Description of the task: Transcribe the lines below verbatim, skipping the images.

>> Begin Extracted records

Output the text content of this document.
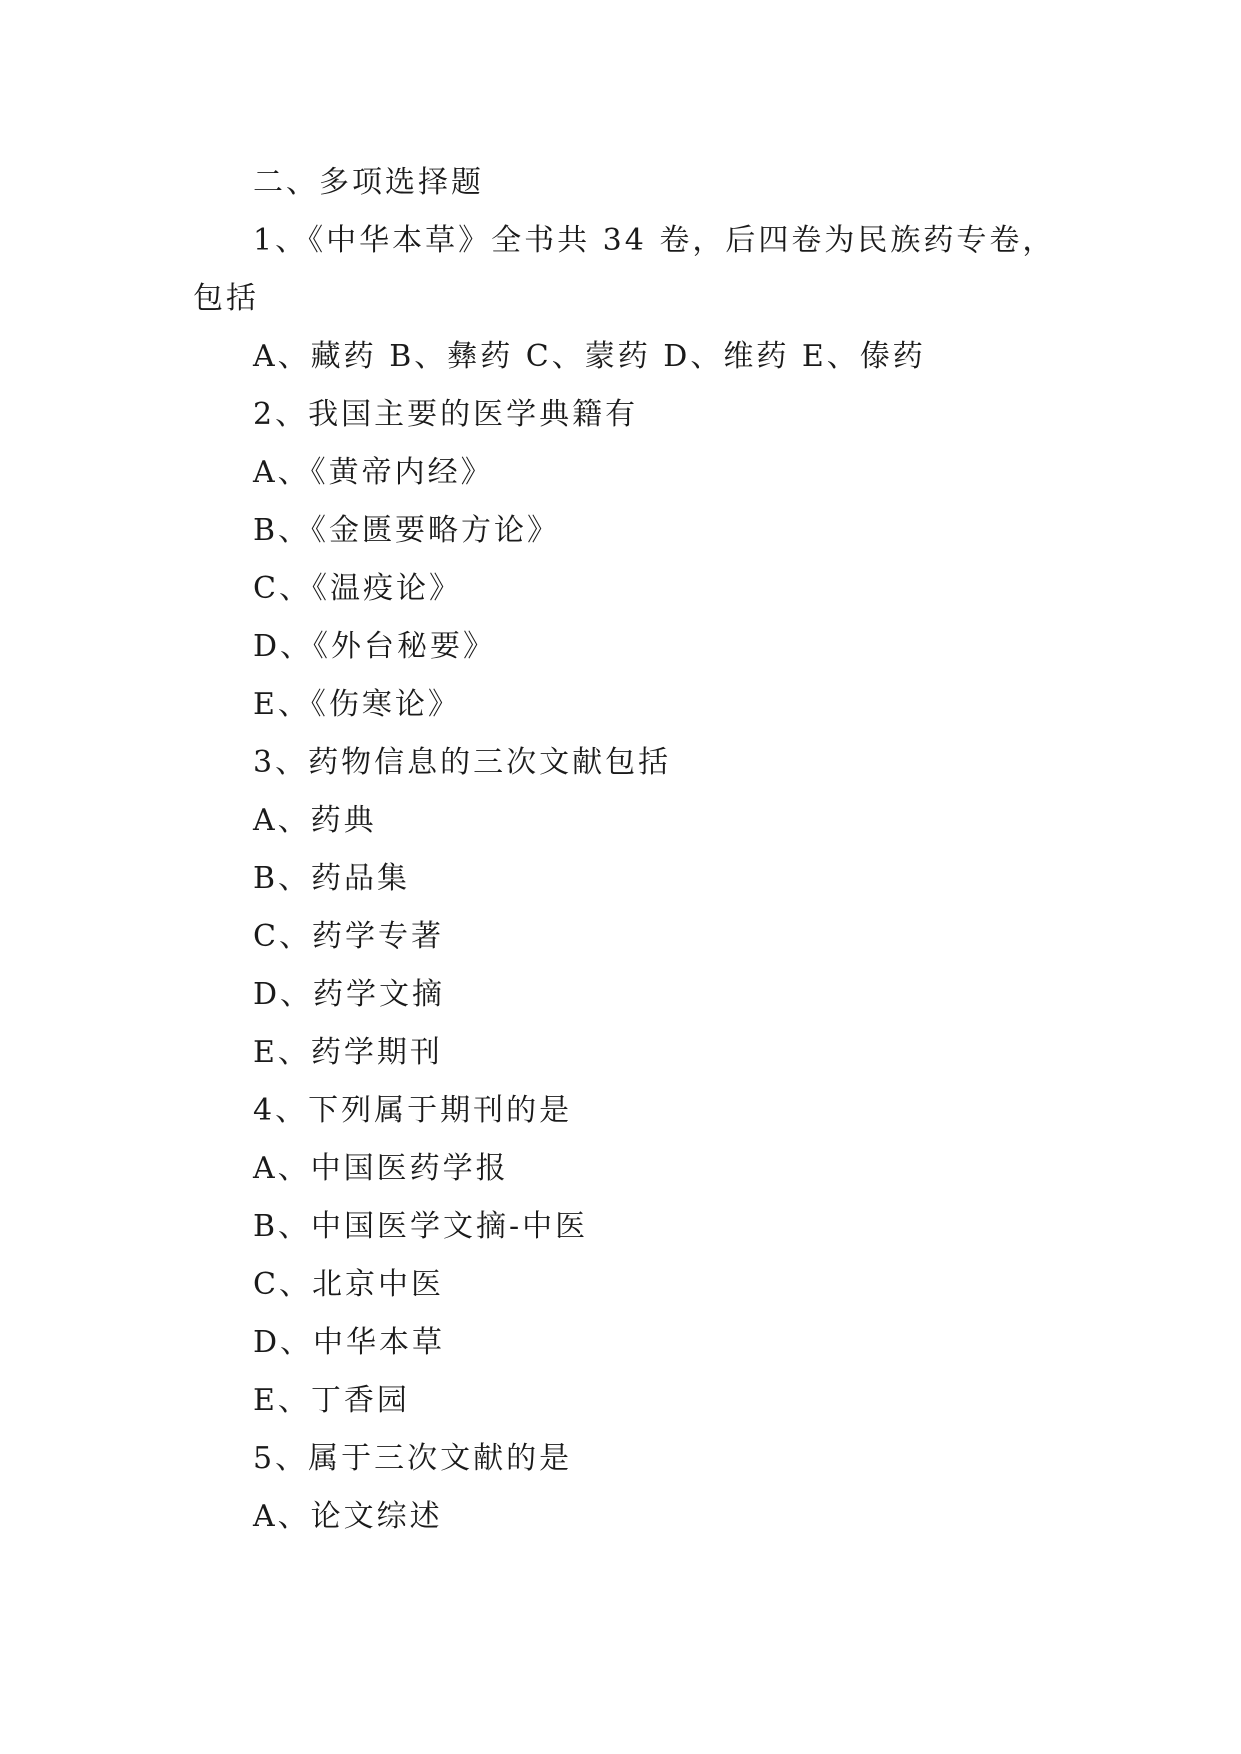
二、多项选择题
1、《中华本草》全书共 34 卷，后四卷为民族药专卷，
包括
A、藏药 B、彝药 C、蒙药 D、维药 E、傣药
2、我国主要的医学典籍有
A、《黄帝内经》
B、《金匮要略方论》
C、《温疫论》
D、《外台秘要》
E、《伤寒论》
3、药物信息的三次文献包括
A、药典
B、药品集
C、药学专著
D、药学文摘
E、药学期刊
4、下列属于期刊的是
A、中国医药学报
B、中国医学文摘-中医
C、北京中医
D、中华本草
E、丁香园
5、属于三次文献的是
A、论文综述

>> End Extracted records

Answer to this problem:
Output the text content of this document.
二、多项选择题
1、《中华本草》全书共 34 卷，后四卷为民族药专卷，
包括
A、藏药 B、彝药 C、蒙药 D、维药 E、傣药
2、我国主要的医学典籍有
A、《黄帝内经》
B、《金匮要略方论》
C、《温疫论》
D、《外台秘要》
E、《伤寒论》
3、药物信息的三次文献包括
A、药典
B、药品集
C、药学专著
D、药学文摘
E、药学期刊
4、下列属于期刊的是
A、中国医药学报
B、中国医学文摘-中医
C、北京中医
D、中华本草
E、丁香园
5、属于三次文献的是
A、论文综述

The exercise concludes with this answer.